* Directions
Find "Transcribe this image's" in the material, then return exactly the line containing it and all lines after it to the end, leaving out pictures.

* Information given
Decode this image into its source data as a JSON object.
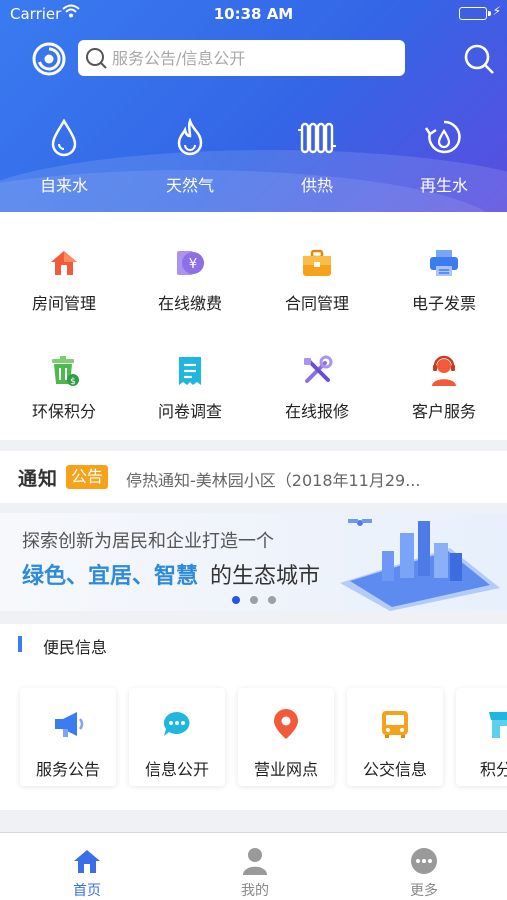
{
  "status_bar": {
    "carrier": "Carrier",
    "time": "10:38 AM"
  },
  "header": {
    "logo_icon": "swirl-logo-icon",
    "search_placeholder": "服务公告/信息公开",
    "search_button_icon": "search-icon"
  },
  "utilities": [
    {
      "label": "自来水",
      "icon": "water-drop-icon"
    },
    {
      "label": "天然气",
      "icon": "flame-icon"
    },
    {
      "label": "供热",
      "icon": "radiator-icon"
    },
    {
      "label": "再生水",
      "icon": "recycle-water-icon"
    }
  ],
  "services": [
    {
      "label": "房间管理",
      "icon": "house-icon",
      "color": "#f25a3a"
    },
    {
      "label": "在线缴费",
      "icon": "payment-icon",
      "color": "#8f6fe6"
    },
    {
      "label": "合同管理",
      "icon": "briefcase-icon",
      "color": "#f7a21b"
    },
    {
      "label": "电子发票",
      "icon": "printer-icon",
      "color": "#3b7cf0"
    },
    {
      "label": "环保积分",
      "icon": "recycle-bin-icon",
      "color": "#4cb84e"
    },
    {
      "label": "问卷调查",
      "icon": "receipt-icon",
      "color": "#1fb6e0"
    },
    {
      "label": "在线报修",
      "icon": "tools-icon",
      "color": "#8f6fe6"
    },
    {
      "label": "客户服务",
      "icon": "agent-icon",
      "color": "#f25a3a"
    }
  ],
  "notice": {
    "brand": "通知",
    "tag": "公告",
    "text": "停热通知-美林园小区（2018年11月29..."
  },
  "banner": {
    "line1": "探索创新为居民和企业打造一个",
    "highlight": "绿色、宜居、智慧",
    "tail": "的生态城市",
    "active_slide": 1,
    "slide_count": 3
  },
  "section": {
    "title": "便民信息"
  },
  "info_cards": [
    {
      "label": "服务公告",
      "icon": "megaphone-icon",
      "color": "#3b7cf0"
    },
    {
      "label": "信息公开",
      "icon": "chat-bubble-icon",
      "color": "#1fb6e0"
    },
    {
      "label": "营业网点",
      "icon": "location-pin-icon",
      "color": "#f25a3a"
    },
    {
      "label": "公交信息",
      "icon": "bus-icon",
      "color": "#f7a21b"
    },
    {
      "label": "积分兑",
      "icon": "shop-icon",
      "color": "#1fb6e0"
    }
  ],
  "tabs": [
    {
      "label": "首页",
      "icon": "home-icon",
      "active": true
    },
    {
      "label": "我的",
      "icon": "user-icon",
      "active": false
    },
    {
      "label": "更多",
      "icon": "more-icon",
      "active": false
    }
  ],
  "colors": {
    "header_start": "#3a7bf0",
    "header_end": "#5a4de0",
    "accent": "#3a6fe8",
    "banner_highlight": "#2e8bd9",
    "notice_tag": "#f7a21b"
  }
}
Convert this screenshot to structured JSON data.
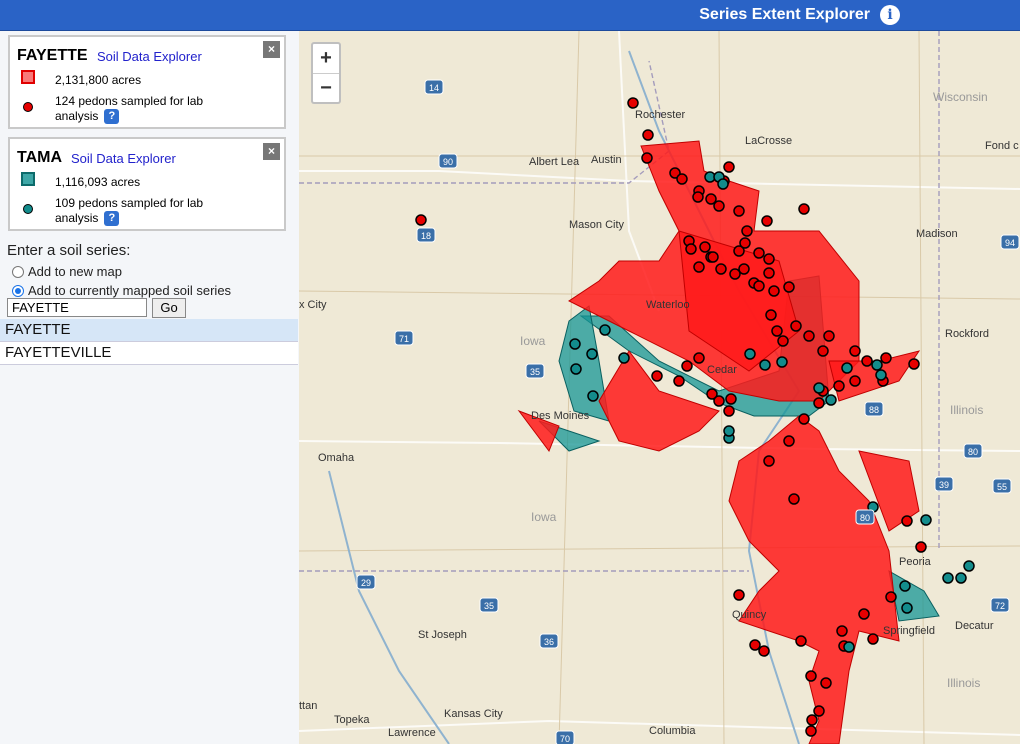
{
  "app": {
    "title": "Series Extent Explorer",
    "info_icon": "info-icon"
  },
  "series_cards": [
    {
      "name": "FAYETTE",
      "link": "Soil Data Explorer",
      "acres": "2,131,800 acres",
      "pedons": "124 pedons sampled for lab analysis",
      "color": "#ff1a1a"
    },
    {
      "name": "TAMA",
      "link": "Soil Data Explorer",
      "acres": "1,116,093 acres",
      "pedons": "109 pedons sampled for lab analysis",
      "color": "#159596"
    }
  ],
  "close_label": "×",
  "help_label": "?",
  "search": {
    "label": "Enter a soil series:",
    "option_new": "Add to new map",
    "option_current": "Add to currently mapped soil series",
    "selected_option": "Add to currently mapped soil series",
    "value": "FAYETTE",
    "go_label": "Go",
    "suggestions": [
      "FAYETTE",
      "FAYETTEVILLE"
    ]
  },
  "map": {
    "zoom_in": "+",
    "zoom_out": "−",
    "labels": {
      "rochester": "Rochester",
      "lacrosse": "LaCrosse",
      "albert_lea": "Albert Lea",
      "austin": "Austin",
      "mason_city": "Mason City",
      "wisconsin": "Wisconsin",
      "fond": "Fond c",
      "madison": "Madison",
      "rockford": "Rockford",
      "waterloo": "Waterloo",
      "x_city": "x City",
      "iowa1": "Iowa",
      "cedar": "Cedar",
      "des_moines": "Des Moines",
      "illinois1": "Illinois",
      "omaha": "Omaha",
      "iowa2": "Iowa",
      "peoria": "Peoria",
      "quincy": "Quincy",
      "decatur": "Decatur",
      "springfield": "Springfield",
      "st_joseph": "St Joseph",
      "illinois2": "Illinois",
      "topeka": "Topeka",
      "kansas_city": "Kansas City",
      "lawrence": "Lawrence",
      "columbia": "Columbia",
      "ttan": "ttan"
    },
    "shields": {
      "i14": "14",
      "i90": "90",
      "i18": "18",
      "i94": "94",
      "i71": "71",
      "i35a": "35",
      "i88": "88",
      "i80a": "80",
      "i80b": "80",
      "i55": "55",
      "i39": "39",
      "i29": "29",
      "i35b": "35",
      "i36": "36",
      "i72": "72",
      "i70": "70"
    },
    "soil_colors": {
      "fayette": "#ff1a1a",
      "tama": "#159596",
      "pedon_fayette": "#e60000",
      "pedon_tama": "#138c8c"
    }
  }
}
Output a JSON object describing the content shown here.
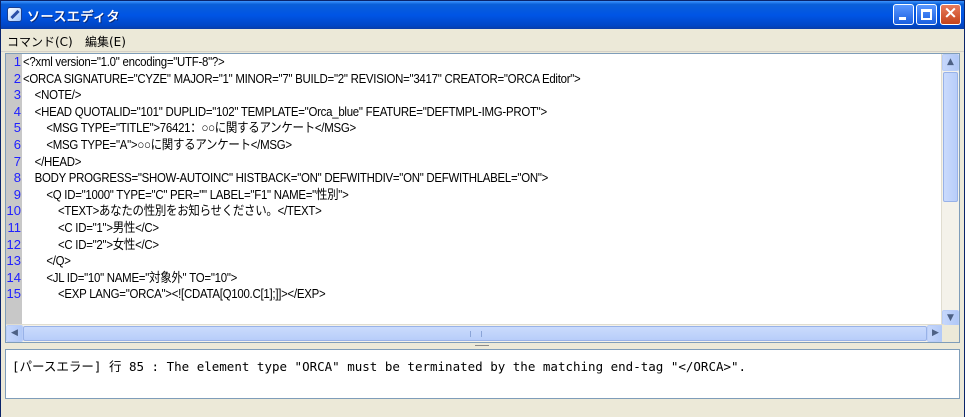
{
  "window": {
    "title": "ソースエディタ"
  },
  "menu": {
    "items": [
      "コマンド(C)",
      "編集(E)"
    ]
  },
  "editor": {
    "lines": [
      {
        "no": "1",
        "text": "<?xml version=\"1.0\" encoding=\"UTF-8\"?>"
      },
      {
        "no": "2",
        "text": "<ORCA SIGNATURE=\"CYZE\" MAJOR=\"1\" MINOR=\"7\" BUILD=\"2\" REVISION=\"3417\" CREATOR=\"ORCA Editor\">"
      },
      {
        "no": "3",
        "text": "    <NOTE/>"
      },
      {
        "no": "4",
        "text": "    <HEAD QUOTALID=\"101\" DUPLID=\"102\" TEMPLATE=\"Orca_blue\" FEATURE=\"DEFTMPL-IMG-PROT\">"
      },
      {
        "no": "5",
        "text": "        <MSG TYPE=\"TITLE\">76421：○○に関するアンケート</MSG>"
      },
      {
        "no": "6",
        "text": "        <MSG TYPE=\"A\">○○に関するアンケート</MSG>"
      },
      {
        "no": "7",
        "text": "    </HEAD>"
      },
      {
        "no": "8",
        "text": "    BODY PROGRESS=\"SHOW-AUTOINC\" HISTBACK=\"ON\" DEFWITHDIV=\"ON\" DEFWITHLABEL=\"ON\">"
      },
      {
        "no": "9",
        "text": "        <Q ID=\"1000\" TYPE=\"C\" PER=\"\" LABEL=\"F1\" NAME=\"性別\">"
      },
      {
        "no": "10",
        "text": "            <TEXT>あなたの性別をお知らせください。</TEXT>"
      },
      {
        "no": "11",
        "text": "            <C ID=\"1\">男性</C>"
      },
      {
        "no": "12",
        "text": "            <C ID=\"2\">女性</C>"
      },
      {
        "no": "13",
        "text": "        </Q>"
      },
      {
        "no": "14",
        "text": "        <JL ID=\"10\" NAME=\"対象外\" TO=\"10\">"
      },
      {
        "no": "15",
        "text": "            <EXP LANG=\"ORCA\"><![CDATA[Q100.C[1];]]></EXP>"
      }
    ]
  },
  "error_message": "[パースエラー] 行 85 : The element type \"ORCA\" must be terminated by the matching end-tag \"</ORCA>\"."
}
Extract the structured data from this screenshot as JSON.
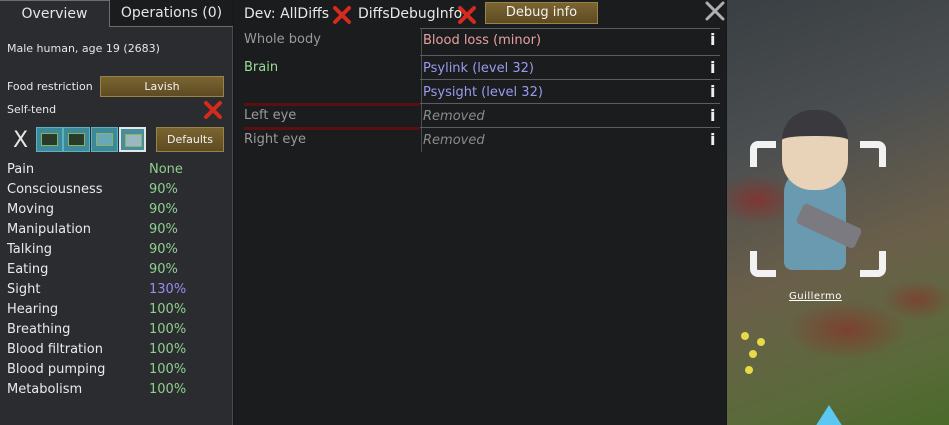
{
  "tabs": {
    "overview": "Overview",
    "operations": "Operations (0)"
  },
  "pawn": {
    "description": "Male human, age 19 (2683)",
    "name": "Guillermo"
  },
  "food": {
    "label": "Food restriction",
    "value": "Lavish"
  },
  "selftend": {
    "label": "Self-tend"
  },
  "medicine": {
    "none_label": "X",
    "defaults_label": "Defaults"
  },
  "capacities": [
    {
      "name": "Pain",
      "value": "None"
    },
    {
      "name": "Consciousness",
      "value": "90%"
    },
    {
      "name": "Moving",
      "value": "90%"
    },
    {
      "name": "Manipulation",
      "value": "90%"
    },
    {
      "name": "Talking",
      "value": "90%"
    },
    {
      "name": "Eating",
      "value": "90%"
    },
    {
      "name": "Sight",
      "value": "130%"
    },
    {
      "name": "Hearing",
      "value": "100%"
    },
    {
      "name": "Breathing",
      "value": "100%"
    },
    {
      "name": "Blood filtration",
      "value": "100%"
    },
    {
      "name": "Blood pumping",
      "value": "100%"
    },
    {
      "name": "Metabolism",
      "value": "100%"
    }
  ],
  "toolbar": {
    "dev_alldiffs": "Dev: AllDiffs",
    "diffs_debug": "DiffsDebugInfo",
    "debug_info": "Debug info"
  },
  "health": [
    {
      "part": "Whole body",
      "hediff": "Blood loss (minor)",
      "info": "i"
    },
    {
      "part": "Brain",
      "hediff": "Psylink (level 32)",
      "info": "i"
    },
    {
      "part": "",
      "hediff": "Psysight (level 32)",
      "info": "i"
    },
    {
      "part": "Left eye",
      "hediff": "Removed",
      "info": "i"
    },
    {
      "part": "Right eye",
      "hediff": "Removed",
      "info": "i"
    }
  ],
  "colors": {
    "blood_loss": "#e8a0a0",
    "psy": "#9a9af0",
    "removed": "#8a8a8a",
    "part_normal": "#e0e0e0",
    "part_brain": "#9adc9a",
    "part_injured": "#9a9a9a",
    "capacity_normal": "#8fd08f",
    "capacity_enhanced": "#9a8bf0",
    "close_red": "#d62a1e"
  }
}
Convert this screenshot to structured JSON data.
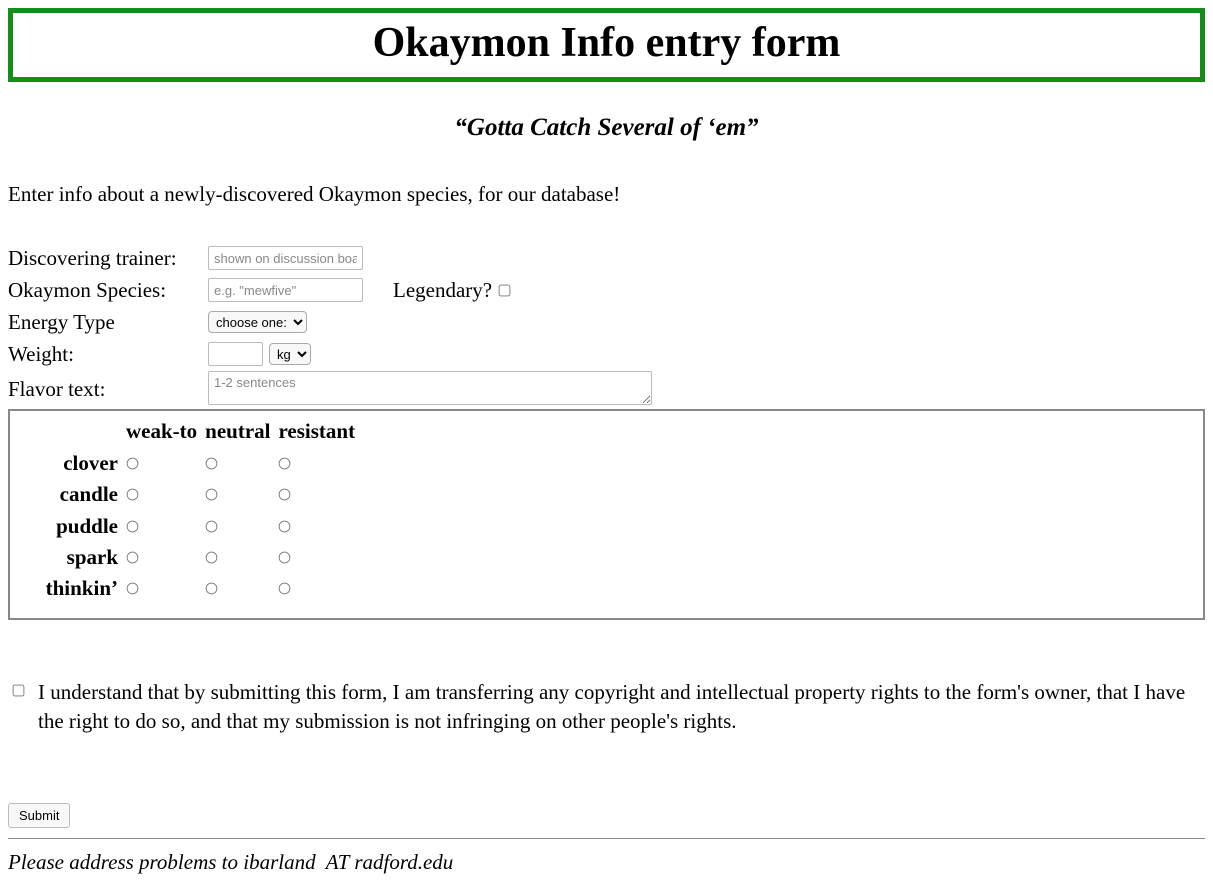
{
  "title": "Okaymon Info entry form",
  "tagline": "“Gotta Catch Several of ‘em”",
  "intro": "Enter info about a newly-discovered Okaymon species, for our database!",
  "fields": {
    "trainer_label": "Discovering trainer:",
    "trainer_placeholder": "shown on discussion boards",
    "species_label": "Okaymon Species:",
    "species_placeholder": "e.g. \"mewfive\"",
    "legendary_label": "Legendary?",
    "energy_label": "Energy Type",
    "energy_selected": "choose one:",
    "weight_label": "Weight:",
    "weight_unit_selected": "kg",
    "flavor_label": "Flavor text:",
    "flavor_placeholder": "1-2 sentences"
  },
  "resistance": {
    "columns": [
      "weak-to",
      "neutral",
      "resistant"
    ],
    "rows": [
      "clover",
      "candle",
      "puddle",
      "spark",
      "thinkin’"
    ]
  },
  "consent": "I understand that by submitting this form, I am transferring any copyright and intellectual property rights to the form's owner, that I have the right to do so, and that my submission is not infringing on other people's rights.",
  "submit_label": "Submit",
  "footer": "Please address problems to ibarland  AT radford.edu"
}
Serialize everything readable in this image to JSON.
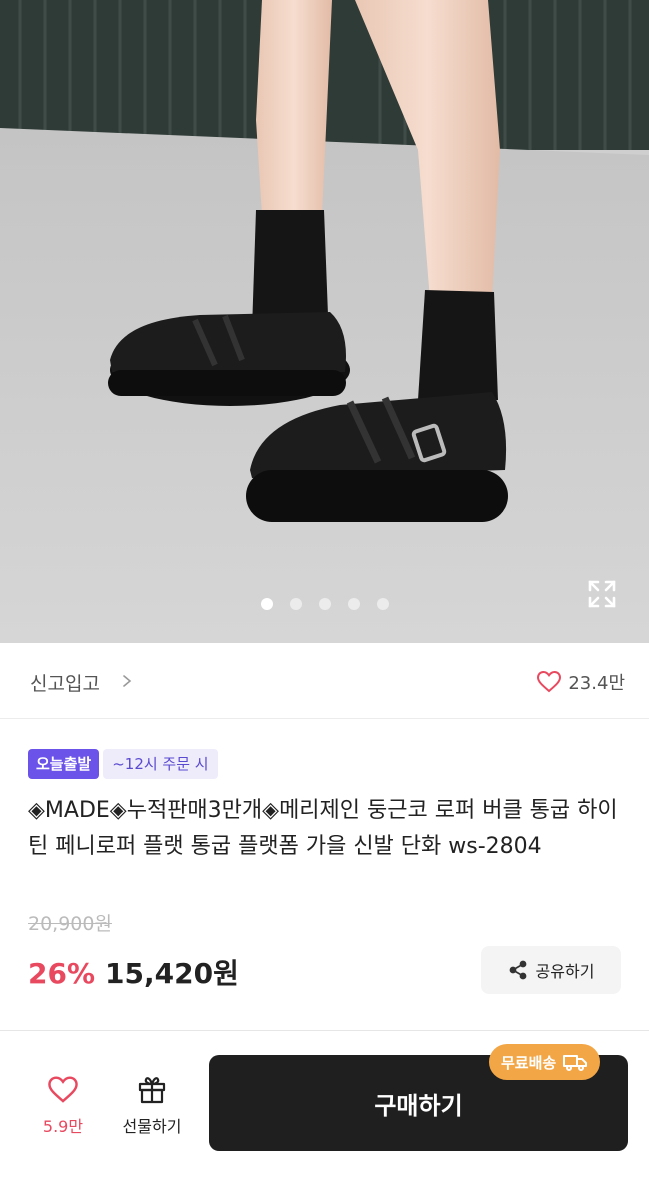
{
  "gallery": {
    "dots": [
      true,
      false,
      false,
      false,
      false
    ],
    "expand_icon": "expand-icon"
  },
  "store": {
    "name": "신고입고",
    "chevron_icon": "chevron-right-icon",
    "like_icon": "heart-icon",
    "like_count": "23.4만"
  },
  "badges": {
    "today": "오늘출발",
    "order_cutoff": "~12시 주문 시"
  },
  "product": {
    "title": "◈MADE◈누적판매3만개◈메리제인 둥근코 로퍼 버클 통굽 하이틴 페니로퍼 플랫 통굽 플랫폼 가을 신발 단화 ws-2804",
    "original_price": "20,900원",
    "discount": "26%",
    "price": "15,420원"
  },
  "share": {
    "icon": "share-icon",
    "label": "공유하기"
  },
  "bottom": {
    "wish_icon": "heart-icon",
    "wish_count": "5.9만",
    "gift_icon": "gift-icon",
    "gift_label": "선물하기",
    "buy_label": "구매하기",
    "free_shipping_label": "무료배송",
    "truck_icon": "truck-icon"
  },
  "colors": {
    "accent_red": "#e8495f",
    "badge_purple": "#6b52e8",
    "buy_button": "#1f1f1f",
    "free_ship_orange": "#f3a646"
  }
}
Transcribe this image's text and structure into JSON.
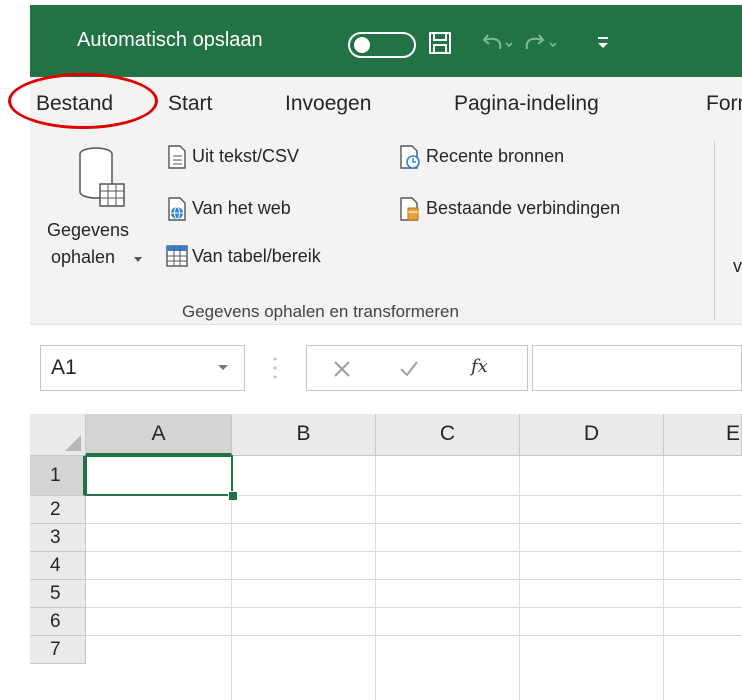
{
  "title_bar": {
    "autosave_label": "Automatisch opslaan",
    "autosave_state": "off",
    "color": "#217346"
  },
  "tabs": [
    {
      "label": "Bestand"
    },
    {
      "label": "Start"
    },
    {
      "label": "Invoegen"
    },
    {
      "label": "Pagina-indeling"
    },
    {
      "label": "Form"
    }
  ],
  "ribbon": {
    "get_data_line1": "Gegevens",
    "get_data_line2": "ophalen",
    "items_left": [
      "Uit tekst/CSV",
      "Van het web",
      "Van tabel/bereik"
    ],
    "items_right": [
      "Recente bronnen",
      "Bestaande verbindingen"
    ],
    "group_label": "Gegevens ophalen en transformeren",
    "cutoff_char": "v"
  },
  "formula_bar": {
    "name_box": "A1",
    "fx": "fx"
  },
  "grid": {
    "columns": [
      "A",
      "B",
      "C",
      "D",
      "E"
    ],
    "rows": [
      "1",
      "2",
      "3",
      "4",
      "5",
      "6",
      "7"
    ],
    "active_cell": "A1"
  },
  "annotation": {
    "highlight": "Bestand",
    "color": "#e00000"
  }
}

* Result of the exercise
Transcribe this image's text and structure into JSON.
{
  "title_bar": {
    "autosave_label": "Automatisch opslaan",
    "autosave_state": "off",
    "color": "#217346"
  },
  "tabs": [
    {
      "label": "Bestand"
    },
    {
      "label": "Start"
    },
    {
      "label": "Invoegen"
    },
    {
      "label": "Pagina-indeling"
    },
    {
      "label": "Form"
    }
  ],
  "ribbon": {
    "get_data_line1": "Gegevens",
    "get_data_line2": "ophalen",
    "items_left": [
      "Uit tekst/CSV",
      "Van het web",
      "Van tabel/bereik"
    ],
    "items_right": [
      "Recente bronnen",
      "Bestaande verbindingen"
    ],
    "group_label": "Gegevens ophalen en transformeren",
    "cutoff_char": "v"
  },
  "formula_bar": {
    "name_box": "A1",
    "fx": "fx"
  },
  "grid": {
    "columns": [
      "A",
      "B",
      "C",
      "D",
      "E"
    ],
    "rows": [
      "1",
      "2",
      "3",
      "4",
      "5",
      "6",
      "7"
    ],
    "active_cell": "A1"
  },
  "annotation": {
    "highlight": "Bestand",
    "color": "#e00000"
  }
}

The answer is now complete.